Directive: Wherever the word "name" turns up in a line of the entries, copy that line.

Dataset entries:
◇ ◇ ◇ ◇ ◇

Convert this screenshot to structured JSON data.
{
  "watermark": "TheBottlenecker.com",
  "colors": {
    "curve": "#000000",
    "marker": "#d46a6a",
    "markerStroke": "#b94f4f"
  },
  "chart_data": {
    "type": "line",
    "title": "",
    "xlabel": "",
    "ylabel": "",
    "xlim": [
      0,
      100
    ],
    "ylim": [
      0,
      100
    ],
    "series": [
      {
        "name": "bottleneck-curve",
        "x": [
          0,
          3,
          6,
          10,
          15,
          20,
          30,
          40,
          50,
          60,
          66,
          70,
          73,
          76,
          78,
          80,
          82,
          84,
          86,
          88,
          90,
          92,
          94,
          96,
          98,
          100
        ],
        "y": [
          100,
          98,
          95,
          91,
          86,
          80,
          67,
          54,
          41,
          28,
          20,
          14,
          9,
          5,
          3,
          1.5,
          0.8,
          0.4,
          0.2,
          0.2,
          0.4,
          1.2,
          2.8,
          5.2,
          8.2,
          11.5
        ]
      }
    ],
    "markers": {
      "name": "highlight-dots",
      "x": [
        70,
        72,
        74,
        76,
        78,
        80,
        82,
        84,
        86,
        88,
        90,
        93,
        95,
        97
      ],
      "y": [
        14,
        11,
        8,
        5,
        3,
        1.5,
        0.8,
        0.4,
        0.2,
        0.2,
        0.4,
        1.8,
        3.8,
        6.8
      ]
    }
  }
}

◇ ◇ ◇ ◇ ◇

Exercise answer:
        "name": "bottleneck-curve",
      "name": "highlight-dots",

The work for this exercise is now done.